Task requirements: Tell how many lines in the data below include the word "color". The answer is the number only.

START

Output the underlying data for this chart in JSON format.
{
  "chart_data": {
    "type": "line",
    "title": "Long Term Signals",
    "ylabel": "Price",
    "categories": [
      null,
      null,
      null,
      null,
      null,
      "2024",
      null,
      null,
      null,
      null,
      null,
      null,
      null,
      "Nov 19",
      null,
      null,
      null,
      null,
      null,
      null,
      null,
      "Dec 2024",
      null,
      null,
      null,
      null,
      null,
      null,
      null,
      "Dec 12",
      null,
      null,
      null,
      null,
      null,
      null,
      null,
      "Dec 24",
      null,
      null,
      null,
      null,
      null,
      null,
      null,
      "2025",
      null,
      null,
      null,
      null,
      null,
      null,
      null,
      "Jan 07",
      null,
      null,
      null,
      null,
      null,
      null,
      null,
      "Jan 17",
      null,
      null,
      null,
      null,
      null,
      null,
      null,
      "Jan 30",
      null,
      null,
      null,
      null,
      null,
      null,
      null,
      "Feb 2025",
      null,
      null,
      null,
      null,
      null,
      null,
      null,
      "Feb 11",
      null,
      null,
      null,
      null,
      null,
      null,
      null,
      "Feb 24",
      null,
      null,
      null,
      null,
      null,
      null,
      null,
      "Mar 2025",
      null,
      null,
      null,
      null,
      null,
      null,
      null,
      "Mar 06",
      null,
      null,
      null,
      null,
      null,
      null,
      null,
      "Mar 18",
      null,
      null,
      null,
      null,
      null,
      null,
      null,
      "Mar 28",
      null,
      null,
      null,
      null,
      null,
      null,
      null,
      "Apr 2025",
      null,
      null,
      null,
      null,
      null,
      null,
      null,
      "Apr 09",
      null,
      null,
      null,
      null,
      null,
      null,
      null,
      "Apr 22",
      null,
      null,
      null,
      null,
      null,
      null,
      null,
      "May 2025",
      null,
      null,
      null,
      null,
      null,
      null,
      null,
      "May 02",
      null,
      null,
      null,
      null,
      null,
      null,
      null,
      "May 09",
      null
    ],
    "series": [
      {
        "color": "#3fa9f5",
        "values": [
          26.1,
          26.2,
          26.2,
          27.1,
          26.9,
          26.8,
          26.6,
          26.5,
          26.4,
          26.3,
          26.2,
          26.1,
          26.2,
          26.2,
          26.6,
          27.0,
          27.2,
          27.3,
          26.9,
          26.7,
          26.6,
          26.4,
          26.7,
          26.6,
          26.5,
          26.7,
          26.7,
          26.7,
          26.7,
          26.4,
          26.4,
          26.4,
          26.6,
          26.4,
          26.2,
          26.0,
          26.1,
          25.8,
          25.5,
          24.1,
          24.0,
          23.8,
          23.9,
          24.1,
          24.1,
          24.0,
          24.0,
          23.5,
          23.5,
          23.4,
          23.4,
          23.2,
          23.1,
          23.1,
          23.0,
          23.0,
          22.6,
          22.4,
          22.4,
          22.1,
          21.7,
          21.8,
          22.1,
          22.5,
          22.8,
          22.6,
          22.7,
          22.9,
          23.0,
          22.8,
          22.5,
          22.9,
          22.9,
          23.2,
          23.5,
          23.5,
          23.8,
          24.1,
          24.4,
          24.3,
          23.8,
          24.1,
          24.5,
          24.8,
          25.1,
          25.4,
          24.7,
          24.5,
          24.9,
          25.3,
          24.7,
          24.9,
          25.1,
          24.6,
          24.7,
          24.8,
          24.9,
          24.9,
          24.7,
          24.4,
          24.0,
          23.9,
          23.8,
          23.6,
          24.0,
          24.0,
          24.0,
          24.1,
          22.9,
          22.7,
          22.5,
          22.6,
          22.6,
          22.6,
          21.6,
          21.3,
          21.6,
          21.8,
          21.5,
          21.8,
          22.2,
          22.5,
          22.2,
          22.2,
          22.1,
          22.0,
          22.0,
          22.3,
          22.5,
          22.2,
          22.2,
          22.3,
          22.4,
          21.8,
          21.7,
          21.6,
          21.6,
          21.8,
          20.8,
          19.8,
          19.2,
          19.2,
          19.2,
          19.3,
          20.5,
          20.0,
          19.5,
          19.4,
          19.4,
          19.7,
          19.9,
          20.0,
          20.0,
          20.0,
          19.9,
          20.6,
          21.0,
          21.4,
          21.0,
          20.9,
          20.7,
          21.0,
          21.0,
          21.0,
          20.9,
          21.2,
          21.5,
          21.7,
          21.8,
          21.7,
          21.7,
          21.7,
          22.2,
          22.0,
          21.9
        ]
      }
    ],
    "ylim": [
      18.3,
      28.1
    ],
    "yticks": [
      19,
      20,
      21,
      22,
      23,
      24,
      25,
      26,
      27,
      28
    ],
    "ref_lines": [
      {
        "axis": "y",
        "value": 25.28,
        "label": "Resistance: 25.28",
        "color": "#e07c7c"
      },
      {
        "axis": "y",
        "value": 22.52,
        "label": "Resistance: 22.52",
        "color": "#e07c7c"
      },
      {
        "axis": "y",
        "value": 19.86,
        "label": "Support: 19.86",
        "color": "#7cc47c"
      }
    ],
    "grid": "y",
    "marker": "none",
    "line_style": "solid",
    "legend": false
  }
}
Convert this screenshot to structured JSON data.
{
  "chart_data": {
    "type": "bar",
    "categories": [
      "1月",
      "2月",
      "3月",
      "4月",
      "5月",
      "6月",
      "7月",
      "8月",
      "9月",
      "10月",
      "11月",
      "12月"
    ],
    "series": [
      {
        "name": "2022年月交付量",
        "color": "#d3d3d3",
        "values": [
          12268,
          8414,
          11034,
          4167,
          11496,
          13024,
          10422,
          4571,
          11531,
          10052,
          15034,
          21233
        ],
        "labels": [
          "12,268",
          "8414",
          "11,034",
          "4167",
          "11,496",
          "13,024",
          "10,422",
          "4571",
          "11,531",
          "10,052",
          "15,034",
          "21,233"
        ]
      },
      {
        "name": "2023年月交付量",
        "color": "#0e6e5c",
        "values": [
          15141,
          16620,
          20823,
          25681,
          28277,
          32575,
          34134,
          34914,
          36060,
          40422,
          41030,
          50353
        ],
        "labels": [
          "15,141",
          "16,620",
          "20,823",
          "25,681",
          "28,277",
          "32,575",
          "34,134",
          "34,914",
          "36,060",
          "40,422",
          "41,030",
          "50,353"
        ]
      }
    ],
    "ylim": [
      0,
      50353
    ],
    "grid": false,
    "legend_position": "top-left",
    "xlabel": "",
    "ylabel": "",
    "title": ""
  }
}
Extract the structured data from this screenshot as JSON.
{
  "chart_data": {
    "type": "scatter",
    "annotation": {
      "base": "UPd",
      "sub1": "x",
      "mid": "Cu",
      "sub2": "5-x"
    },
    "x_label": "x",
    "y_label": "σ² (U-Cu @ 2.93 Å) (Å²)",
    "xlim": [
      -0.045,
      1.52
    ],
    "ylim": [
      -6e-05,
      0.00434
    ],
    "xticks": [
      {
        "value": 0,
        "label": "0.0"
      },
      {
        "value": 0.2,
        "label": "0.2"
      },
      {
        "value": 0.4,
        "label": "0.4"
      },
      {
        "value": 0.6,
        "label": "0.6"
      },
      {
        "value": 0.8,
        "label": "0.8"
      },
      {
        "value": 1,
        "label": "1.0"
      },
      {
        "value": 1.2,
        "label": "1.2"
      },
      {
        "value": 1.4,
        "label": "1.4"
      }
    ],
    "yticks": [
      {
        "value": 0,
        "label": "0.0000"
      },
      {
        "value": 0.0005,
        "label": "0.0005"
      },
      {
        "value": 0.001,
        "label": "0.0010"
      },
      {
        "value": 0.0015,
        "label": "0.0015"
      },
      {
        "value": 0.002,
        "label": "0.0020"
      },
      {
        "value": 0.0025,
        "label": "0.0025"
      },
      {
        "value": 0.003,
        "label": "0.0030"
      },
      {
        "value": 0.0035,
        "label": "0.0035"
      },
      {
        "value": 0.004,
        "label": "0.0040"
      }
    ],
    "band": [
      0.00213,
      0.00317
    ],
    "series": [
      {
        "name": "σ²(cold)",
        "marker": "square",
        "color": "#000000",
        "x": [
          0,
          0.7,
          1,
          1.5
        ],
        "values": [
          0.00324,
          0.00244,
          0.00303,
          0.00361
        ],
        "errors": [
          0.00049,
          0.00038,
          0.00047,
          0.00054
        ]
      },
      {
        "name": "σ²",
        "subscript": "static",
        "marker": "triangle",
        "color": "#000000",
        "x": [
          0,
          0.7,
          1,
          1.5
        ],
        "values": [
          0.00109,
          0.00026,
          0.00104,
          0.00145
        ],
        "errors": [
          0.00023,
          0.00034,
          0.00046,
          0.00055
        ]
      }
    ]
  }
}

END

Task result: 8